▶ _Task_: Take each line that has the word "text" and return it.
──────────
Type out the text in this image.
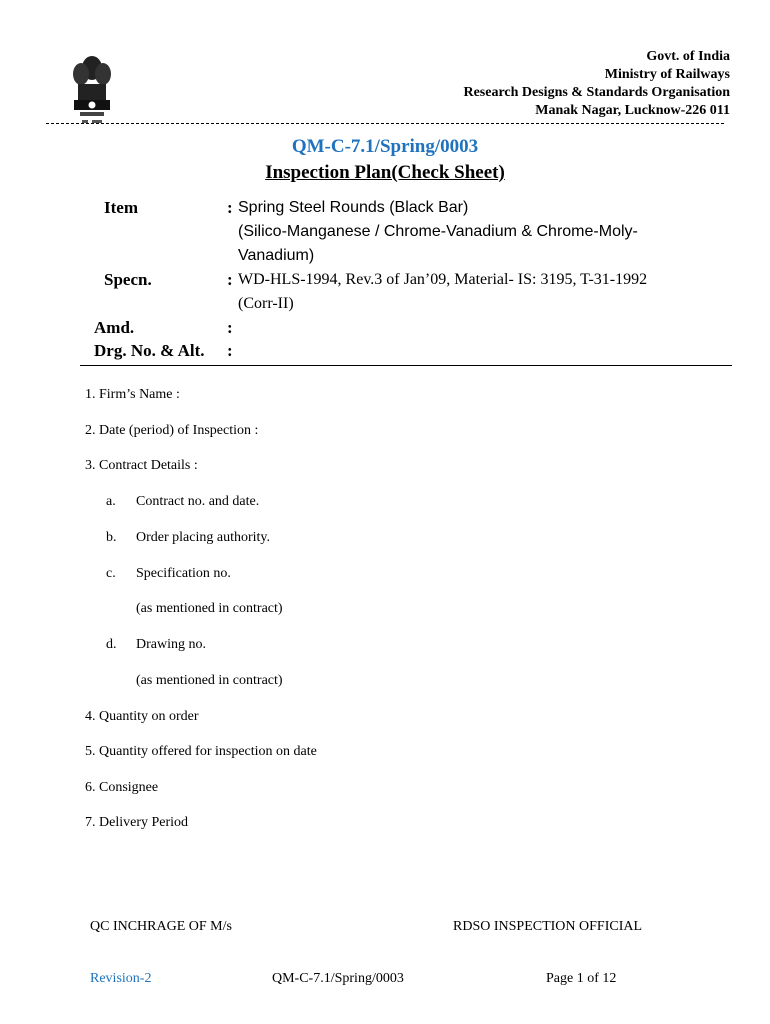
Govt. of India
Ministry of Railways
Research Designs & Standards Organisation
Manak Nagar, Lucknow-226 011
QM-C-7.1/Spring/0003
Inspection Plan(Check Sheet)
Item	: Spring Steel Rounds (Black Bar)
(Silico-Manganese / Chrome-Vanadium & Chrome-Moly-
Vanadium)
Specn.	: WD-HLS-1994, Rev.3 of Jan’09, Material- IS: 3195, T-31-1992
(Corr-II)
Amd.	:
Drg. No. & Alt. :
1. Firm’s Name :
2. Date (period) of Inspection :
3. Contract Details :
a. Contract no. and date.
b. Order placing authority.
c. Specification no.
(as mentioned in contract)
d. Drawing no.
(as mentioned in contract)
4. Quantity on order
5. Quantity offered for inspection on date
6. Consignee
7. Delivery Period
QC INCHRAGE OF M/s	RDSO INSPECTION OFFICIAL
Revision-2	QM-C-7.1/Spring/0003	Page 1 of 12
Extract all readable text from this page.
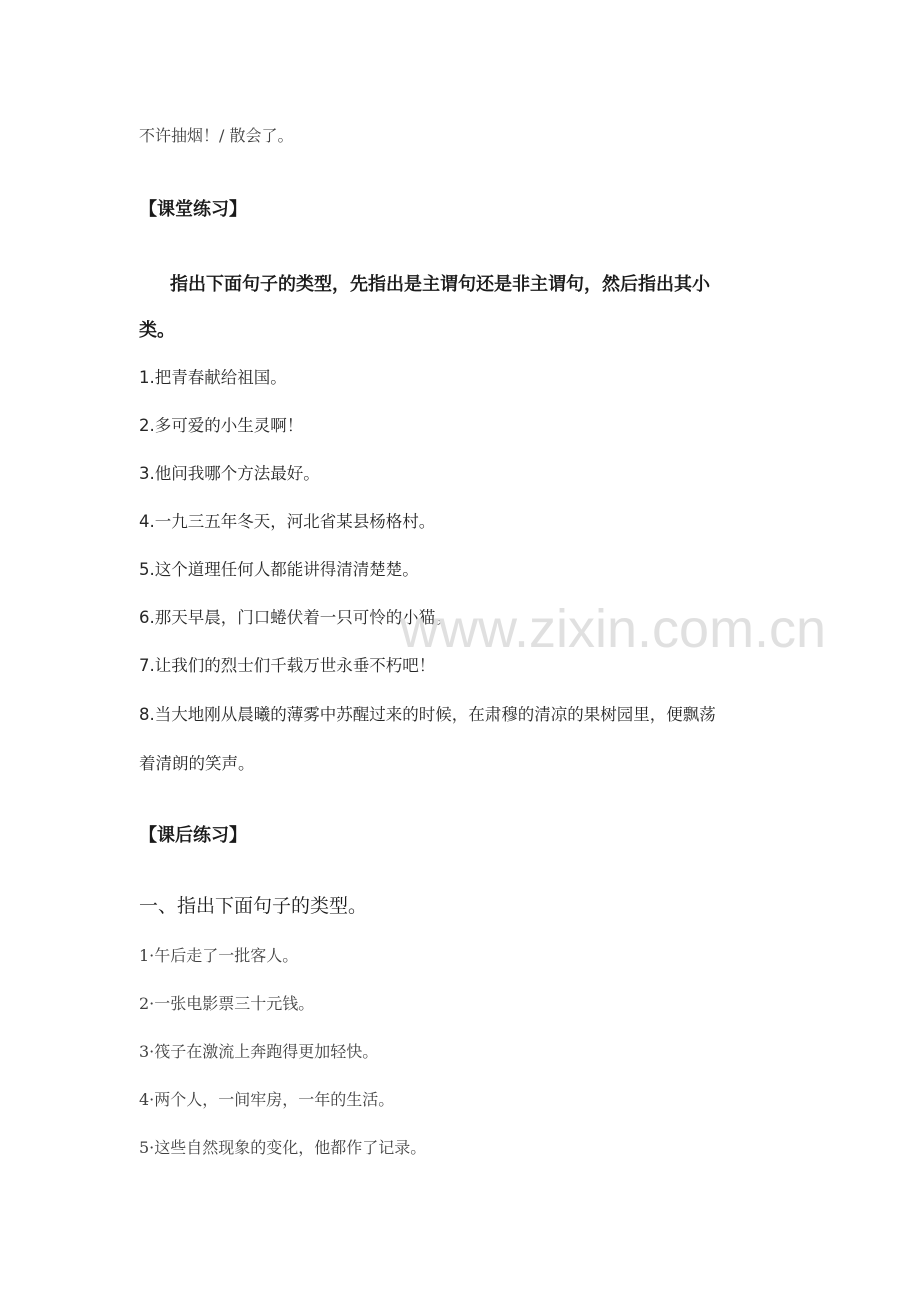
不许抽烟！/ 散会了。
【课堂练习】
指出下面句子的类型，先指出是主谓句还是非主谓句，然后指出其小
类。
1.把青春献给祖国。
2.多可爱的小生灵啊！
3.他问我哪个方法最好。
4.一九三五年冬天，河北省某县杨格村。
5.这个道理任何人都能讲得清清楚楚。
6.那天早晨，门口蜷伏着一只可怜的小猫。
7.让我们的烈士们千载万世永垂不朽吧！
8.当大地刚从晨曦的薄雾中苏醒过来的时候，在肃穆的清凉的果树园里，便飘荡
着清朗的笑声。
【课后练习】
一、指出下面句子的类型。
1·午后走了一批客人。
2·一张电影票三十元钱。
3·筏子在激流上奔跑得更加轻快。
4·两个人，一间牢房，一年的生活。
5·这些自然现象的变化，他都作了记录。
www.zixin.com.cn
──────────
▶ _Solution_:
Type out the text in this image.
Extract all readable text from this page.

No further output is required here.